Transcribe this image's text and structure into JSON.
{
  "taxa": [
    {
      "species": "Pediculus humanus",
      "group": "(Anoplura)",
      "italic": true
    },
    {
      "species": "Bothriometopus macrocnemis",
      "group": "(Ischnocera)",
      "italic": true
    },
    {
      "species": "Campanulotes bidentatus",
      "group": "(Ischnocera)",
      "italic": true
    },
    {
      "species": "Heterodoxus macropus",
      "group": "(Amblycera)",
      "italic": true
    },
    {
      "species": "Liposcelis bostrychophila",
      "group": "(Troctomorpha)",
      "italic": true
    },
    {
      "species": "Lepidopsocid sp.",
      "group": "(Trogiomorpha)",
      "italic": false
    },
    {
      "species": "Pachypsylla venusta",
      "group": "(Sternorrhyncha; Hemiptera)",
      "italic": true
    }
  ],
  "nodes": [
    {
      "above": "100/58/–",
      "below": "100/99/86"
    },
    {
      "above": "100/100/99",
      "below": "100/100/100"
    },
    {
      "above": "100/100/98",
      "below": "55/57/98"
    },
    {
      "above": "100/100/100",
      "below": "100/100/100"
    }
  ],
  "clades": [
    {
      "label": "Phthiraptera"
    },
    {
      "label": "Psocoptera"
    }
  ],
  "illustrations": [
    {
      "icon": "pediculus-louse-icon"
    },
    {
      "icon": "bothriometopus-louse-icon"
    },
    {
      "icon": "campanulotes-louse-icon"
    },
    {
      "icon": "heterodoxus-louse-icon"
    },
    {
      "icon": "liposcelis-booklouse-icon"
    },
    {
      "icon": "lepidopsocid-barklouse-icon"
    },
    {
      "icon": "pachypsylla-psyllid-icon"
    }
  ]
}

------------------------------

What is needed.
Please reproduce every line of the material word for word.

Solution to the problem.
Transcribe this image's text and structure into JSON.
{
  "taxa": [
    {
      "species": "Pediculus humanus",
      "group": "(Anoplura)",
      "italic": true
    },
    {
      "species": "Bothriometopus macrocnemis",
      "group": "(Ischnocera)",
      "italic": true
    },
    {
      "species": "Campanulotes bidentatus",
      "group": "(Ischnocera)",
      "italic": true
    },
    {
      "species": "Heterodoxus macropus",
      "group": "(Amblycera)",
      "italic": true
    },
    {
      "species": "Liposcelis bostrychophila",
      "group": "(Troctomorpha)",
      "italic": true
    },
    {
      "species": "Lepidopsocid sp.",
      "group": "(Trogiomorpha)",
      "italic": false
    },
    {
      "species": "Pachypsylla venusta",
      "group": "(Sternorrhyncha; Hemiptera)",
      "italic": true
    }
  ],
  "nodes": [
    {
      "above": "100/58/–",
      "below": "100/99/86"
    },
    {
      "above": "100/100/99",
      "below": "100/100/100"
    },
    {
      "above": "100/100/98",
      "below": "55/57/98"
    },
    {
      "above": "100/100/100",
      "below": "100/100/100"
    }
  ],
  "clades": [
    {
      "label": "Phthiraptera"
    },
    {
      "label": "Psocoptera"
    }
  ],
  "illustrations": [
    {
      "icon": "pediculus-louse-icon"
    },
    {
      "icon": "bothriometopus-louse-icon"
    },
    {
      "icon": "campanulotes-louse-icon"
    },
    {
      "icon": "heterodoxus-louse-icon"
    },
    {
      "icon": "liposcelis-booklouse-icon"
    },
    {
      "icon": "lepidopsocid-barklouse-icon"
    },
    {
      "icon": "pachypsylla-psyllid-icon"
    }
  ]
}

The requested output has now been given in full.